Element location data
▬▬▬▬▬▬
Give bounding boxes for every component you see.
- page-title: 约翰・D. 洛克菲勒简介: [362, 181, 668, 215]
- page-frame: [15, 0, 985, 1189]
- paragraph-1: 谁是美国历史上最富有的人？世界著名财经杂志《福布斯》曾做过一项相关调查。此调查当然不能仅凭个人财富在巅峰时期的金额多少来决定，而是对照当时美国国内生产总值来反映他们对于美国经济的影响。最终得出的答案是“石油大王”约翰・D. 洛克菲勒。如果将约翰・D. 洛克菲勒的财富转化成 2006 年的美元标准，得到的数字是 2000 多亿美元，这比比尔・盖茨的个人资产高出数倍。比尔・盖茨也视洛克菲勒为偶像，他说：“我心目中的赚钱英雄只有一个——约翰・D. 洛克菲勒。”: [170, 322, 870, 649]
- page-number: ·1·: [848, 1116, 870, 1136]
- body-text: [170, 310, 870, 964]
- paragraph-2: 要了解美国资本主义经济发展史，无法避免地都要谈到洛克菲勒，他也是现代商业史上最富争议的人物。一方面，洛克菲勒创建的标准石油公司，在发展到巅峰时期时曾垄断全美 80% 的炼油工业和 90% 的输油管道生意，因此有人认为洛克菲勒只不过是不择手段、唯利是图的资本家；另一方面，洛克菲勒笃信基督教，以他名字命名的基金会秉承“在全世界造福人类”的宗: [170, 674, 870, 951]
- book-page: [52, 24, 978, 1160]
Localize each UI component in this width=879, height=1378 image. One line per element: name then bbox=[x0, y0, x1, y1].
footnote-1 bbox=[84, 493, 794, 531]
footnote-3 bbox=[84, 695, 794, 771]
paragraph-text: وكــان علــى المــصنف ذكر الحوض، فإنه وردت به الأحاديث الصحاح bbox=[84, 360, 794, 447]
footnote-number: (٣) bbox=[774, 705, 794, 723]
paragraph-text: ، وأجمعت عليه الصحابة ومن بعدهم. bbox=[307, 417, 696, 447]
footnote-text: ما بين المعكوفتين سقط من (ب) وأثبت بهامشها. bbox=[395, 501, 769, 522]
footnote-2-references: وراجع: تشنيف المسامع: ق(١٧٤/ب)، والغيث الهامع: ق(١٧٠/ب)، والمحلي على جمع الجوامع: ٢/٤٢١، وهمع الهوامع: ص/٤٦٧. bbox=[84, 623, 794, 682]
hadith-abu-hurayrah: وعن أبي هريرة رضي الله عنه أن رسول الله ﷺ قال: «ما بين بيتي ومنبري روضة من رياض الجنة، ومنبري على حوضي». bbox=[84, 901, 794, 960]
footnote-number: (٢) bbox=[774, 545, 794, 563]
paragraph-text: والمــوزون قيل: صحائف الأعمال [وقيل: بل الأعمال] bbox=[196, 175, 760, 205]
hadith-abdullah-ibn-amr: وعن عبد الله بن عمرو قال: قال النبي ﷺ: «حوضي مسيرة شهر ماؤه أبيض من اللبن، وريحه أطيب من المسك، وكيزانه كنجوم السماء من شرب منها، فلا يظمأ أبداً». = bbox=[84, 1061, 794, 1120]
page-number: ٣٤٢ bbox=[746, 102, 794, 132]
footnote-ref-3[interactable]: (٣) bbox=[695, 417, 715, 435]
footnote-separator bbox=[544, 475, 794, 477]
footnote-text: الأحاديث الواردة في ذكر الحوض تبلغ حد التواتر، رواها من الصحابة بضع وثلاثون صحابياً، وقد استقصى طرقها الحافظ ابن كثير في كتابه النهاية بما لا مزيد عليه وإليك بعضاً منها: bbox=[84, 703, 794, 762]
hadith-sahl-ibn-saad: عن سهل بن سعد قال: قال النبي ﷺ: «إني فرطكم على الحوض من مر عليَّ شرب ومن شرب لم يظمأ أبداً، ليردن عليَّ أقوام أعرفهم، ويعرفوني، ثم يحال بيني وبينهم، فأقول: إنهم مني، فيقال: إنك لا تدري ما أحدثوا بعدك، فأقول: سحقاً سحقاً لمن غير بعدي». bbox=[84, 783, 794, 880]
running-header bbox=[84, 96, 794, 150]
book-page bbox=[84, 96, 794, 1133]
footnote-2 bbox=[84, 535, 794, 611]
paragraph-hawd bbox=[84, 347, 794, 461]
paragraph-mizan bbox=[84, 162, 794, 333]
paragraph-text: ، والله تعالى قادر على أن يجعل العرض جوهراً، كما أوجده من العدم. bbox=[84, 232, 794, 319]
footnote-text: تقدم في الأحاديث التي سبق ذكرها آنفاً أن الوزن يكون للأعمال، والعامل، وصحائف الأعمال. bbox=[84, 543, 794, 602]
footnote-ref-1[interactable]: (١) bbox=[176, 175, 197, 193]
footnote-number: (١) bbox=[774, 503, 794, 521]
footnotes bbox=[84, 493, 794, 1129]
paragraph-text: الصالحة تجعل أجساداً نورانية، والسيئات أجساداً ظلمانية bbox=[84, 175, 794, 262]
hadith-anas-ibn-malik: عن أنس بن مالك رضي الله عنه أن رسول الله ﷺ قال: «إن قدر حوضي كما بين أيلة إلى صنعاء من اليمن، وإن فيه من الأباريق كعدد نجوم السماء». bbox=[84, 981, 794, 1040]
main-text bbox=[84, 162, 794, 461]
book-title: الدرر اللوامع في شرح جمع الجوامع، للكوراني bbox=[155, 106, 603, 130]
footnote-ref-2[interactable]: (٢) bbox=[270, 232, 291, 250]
▬▬▬▬▬▬
To be done
Turn every line of the items above into a single numbered list, leaving out any blank lines.

Correct response
1. Give bounding boxes for every component you see.
2. - page-title: 约翰・D. 洛克菲勒简介: [362, 181, 668, 215]
3. - page-frame: [15, 0, 985, 1189]
4. - paragraph-1: 谁是美国历史上最富有的人？世界著名财经杂志《福布斯》曾做过一项相关调查。此调查当然不能仅凭个人财富在巅峰时期的金额多少来决定，而是对照当时美国国内生产总值来反映他们对于美国经济的影响。最终得出的答案是“石油大王”约翰・D. 洛克菲勒。如果将约翰・D. 洛克菲勒的财富转化成 2006 年的美元标准，得到的数字是 2000 多亿美元，这比比尔・盖茨的个人资产高出数倍。比尔・盖茨也视洛克菲勒为偶像，他说：“我心目中的赚钱英雄只有一个——约翰・D. 洛克菲勒。”: [170, 322, 870, 649]
5. - page-number: ·1·: [848, 1116, 870, 1136]
6. - body-text: [170, 310, 870, 964]
7. - paragraph-2: 要了解美国资本主义经济发展史，无法避免地都要谈到洛克菲勒，他也是现代商业史上最富争议的人物。一方面，洛克菲勒创建的标准石油公司，在发展到巅峰时期时曾垄断全美 80% 的炼油工业和 90% 的输油管道生意，因此有人认为洛克菲勒只不过是不择手段、唯利是图的资本家；另一方面，洛克菲勒笃信基督教，以他名字命名的基金会秉承“在全世界造福人类”的宗: [170, 674, 870, 951]
8. - book-page: [52, 24, 978, 1160]
9. Localize each UI component in this width=879, height=1378 image. One line per element: name then bbox=[x0, y0, x1, y1].
10. footnote-1 bbox=[84, 493, 794, 531]
11. footnote-3 bbox=[84, 695, 794, 771]
12. paragraph-text: وكــان علــى المــصنف ذكر الحوض، فإنه وردت به الأحاديث الصحاح bbox=[84, 360, 794, 447]
13. footnote-number: (٣) bbox=[774, 705, 794, 723]
14. paragraph-text: ، وأجمعت عليه الصحابة ومن بعدهم. bbox=[307, 417, 696, 447]
15. footnote-text: ما بين المعكوفتين سقط من (ب) وأثبت بهامشها. bbox=[395, 501, 769, 522]
16. footnote-2-references: وراجع: تشنيف المسامع: ق(١٧٤/ب)، والغيث الهامع: ق(١٧٠/ب)، والمحلي على جمع الجوامع: ٢/٤٢١، وهمع الهوامع: ص/٤٦٧. bbox=[84, 623, 794, 682]
17. hadith-abu-hurayrah: وعن أبي هريرة رضي الله عنه أن رسول الله ﷺ قال: «ما بين بيتي ومنبري روضة من رياض الجنة، ومنبري على حوضي». bbox=[84, 901, 794, 960]
18. footnote-number: (٢) bbox=[774, 545, 794, 563]
19. paragraph-text: والمــوزون قيل: صحائف الأعمال [وقيل: بل الأعمال] bbox=[196, 175, 760, 205]
20. hadith-abdullah-ibn-amr: وعن عبد الله بن عمرو قال: قال النبي ﷺ: «حوضي مسيرة شهر ماؤه أبيض من اللبن، وريحه أطيب من المسك، وكيزانه كنجوم السماء من شرب منها، فلا يظمأ أبداً». = bbox=[84, 1061, 794, 1120]
21. page-number: ٣٤٢ bbox=[746, 102, 794, 132]
22. footnote-ref-3[interactable]: (٣) bbox=[695, 417, 715, 435]
23. footnote-separator bbox=[544, 475, 794, 477]
24. footnote-text: الأحاديث الواردة في ذكر الحوض تبلغ حد التواتر، رواها من الصحابة بضع وثلاثون صحابياً، وقد استقصى طرقها الحافظ ابن كثير في كتابه النهاية بما لا مزيد عليه وإليك بعضاً منها: bbox=[84, 703, 794, 762]
25. hadith-sahl-ibn-saad: عن سهل بن سعد قال: قال النبي ﷺ: «إني فرطكم على الحوض من مر عليَّ شرب ومن شرب لم يظمأ أبداً، ليردن عليَّ أقوام أعرفهم، ويعرفوني، ثم يحال بيني وبينهم، فأقول: إنهم مني، فيقال: إنك لا تدري ما أحدثوا بعدك، فأقول: سحقاً سحقاً لمن غير بعدي». bbox=[84, 783, 794, 880]
26. running-header bbox=[84, 96, 794, 150]
27. book-page bbox=[84, 96, 794, 1133]
28. footnote-2 bbox=[84, 535, 794, 611]
29. paragraph-hawd bbox=[84, 347, 794, 461]
30. paragraph-mizan bbox=[84, 162, 794, 333]
31. paragraph-text: ، والله تعالى قادر على أن يجعل العرض جوهراً، كما أوجده من العدم. bbox=[84, 232, 794, 319]
32. footnote-text: تقدم في الأحاديث التي سبق ذكرها آنفاً أن الوزن يكون للأعمال، والعامل، وصحائف الأعمال. bbox=[84, 543, 794, 602]
33. footnote-ref-1[interactable]: (١) bbox=[176, 175, 197, 193]
34. footnote-number: (١) bbox=[774, 503, 794, 521]
35. footnotes bbox=[84, 493, 794, 1129]
36. paragraph-text: الصالحة تجعل أجساداً نورانية، والسيئات أجساداً ظلمانية bbox=[84, 175, 794, 262]
37. hadith-anas-ibn-malik: عن أنس بن مالك رضي الله عنه أن رسول الله ﷺ قال: «إن قدر حوضي كما بين أيلة إلى صنعاء من اليمن، وإن فيه من الأباريق كعدد نجوم السماء». bbox=[84, 981, 794, 1040]
38. main-text bbox=[84, 162, 794, 461]
39. book-title: الدرر اللوامع في شرح جمع الجوامع، للكوراني bbox=[155, 106, 603, 130]
40. footnote-ref-2[interactable]: (٢) bbox=[270, 232, 291, 250]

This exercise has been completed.